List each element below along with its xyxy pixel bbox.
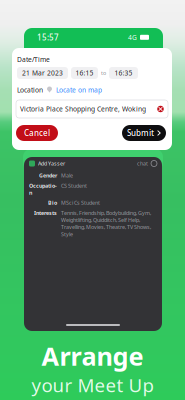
button[interactable]: Submit xyxy=(122,125,166,141)
button[interactable]: Clear location xyxy=(157,106,164,112)
staticText: 16:15 xyxy=(76,69,94,78)
staticText: your Meet Up xyxy=(32,373,154,397)
button[interactable]: Cancel xyxy=(16,125,58,141)
staticText: Gender xyxy=(39,172,57,179)
staticText: 15:57 xyxy=(37,32,59,43)
staticText: Locate on map xyxy=(56,86,102,94)
staticText: 21 Mar 2023 xyxy=(22,69,63,78)
staticText: MSci Cs Student xyxy=(61,199,100,206)
staticText: Male xyxy=(61,172,73,179)
staticText: Arrange xyxy=(42,339,144,373)
staticText: Date/Time xyxy=(17,55,50,64)
staticText: chat xyxy=(137,160,148,167)
staticText: Victoria Place Shopping Centre, Woking xyxy=(20,105,146,114)
staticText: Cancel xyxy=(24,128,50,138)
staticText: 16:35 xyxy=(114,69,132,78)
staticText: to xyxy=(101,70,106,77)
staticText: Add Yasser xyxy=(38,160,65,167)
staticText: Tennis, Friendship, Bodybuilding, Gym, W… xyxy=(61,209,151,238)
staticText: Location xyxy=(17,86,43,94)
staticText: Bio xyxy=(48,199,57,206)
staticText: Occupation xyxy=(29,182,57,196)
staticText: 4G xyxy=(128,33,137,42)
staticText: Interests xyxy=(34,209,57,216)
staticText: CS Student xyxy=(61,182,87,189)
button[interactable]: Locate on map xyxy=(56,86,102,94)
staticText: Submit xyxy=(127,128,154,138)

━━━━━━━━━━━━━━━━

TASK TO COMPLETE: Copy every line of the data above character for character, leaving the picture out of your answer.

TASK SOLUTION:
List each element below along with its xyxy pixel bbox.
button[interactable]: Submit xyxy=(122,125,166,141)
button[interactable]: Clear location xyxy=(157,106,164,112)
staticText: 16:15 xyxy=(76,69,94,78)
staticText: your Meet Up xyxy=(32,373,154,397)
button[interactable]: Cancel xyxy=(16,125,58,141)
staticText: Gender xyxy=(39,172,57,179)
staticText: 15:57 xyxy=(37,32,59,43)
staticText: Locate on map xyxy=(56,86,102,94)
staticText: 21 Mar 2023 xyxy=(22,69,63,78)
staticText: MSci Cs Student xyxy=(61,199,100,206)
staticText: Male xyxy=(61,172,73,179)
staticText: Arrange xyxy=(42,339,144,373)
staticText: Date/Time xyxy=(17,55,50,64)
staticText: chat xyxy=(137,160,148,167)
staticText: Victoria Place Shopping Centre, Woking xyxy=(20,105,146,114)
staticText: Cancel xyxy=(24,128,50,138)
staticText: 16:35 xyxy=(114,69,132,78)
staticText: to xyxy=(101,70,106,77)
staticText: Add Yasser xyxy=(38,160,65,167)
staticText: Tennis, Friendship, Bodybuilding, Gym, W… xyxy=(61,209,151,238)
staticText: Location xyxy=(17,86,43,94)
staticText: Bio xyxy=(48,199,57,206)
staticText: Occupation xyxy=(29,182,57,196)
staticText: 4G xyxy=(128,33,137,42)
staticText: Interests xyxy=(34,209,57,216)
staticText: CS Student xyxy=(61,182,87,189)
button[interactable]: Locate on map xyxy=(56,86,102,94)
staticText: Submit xyxy=(127,128,154,138)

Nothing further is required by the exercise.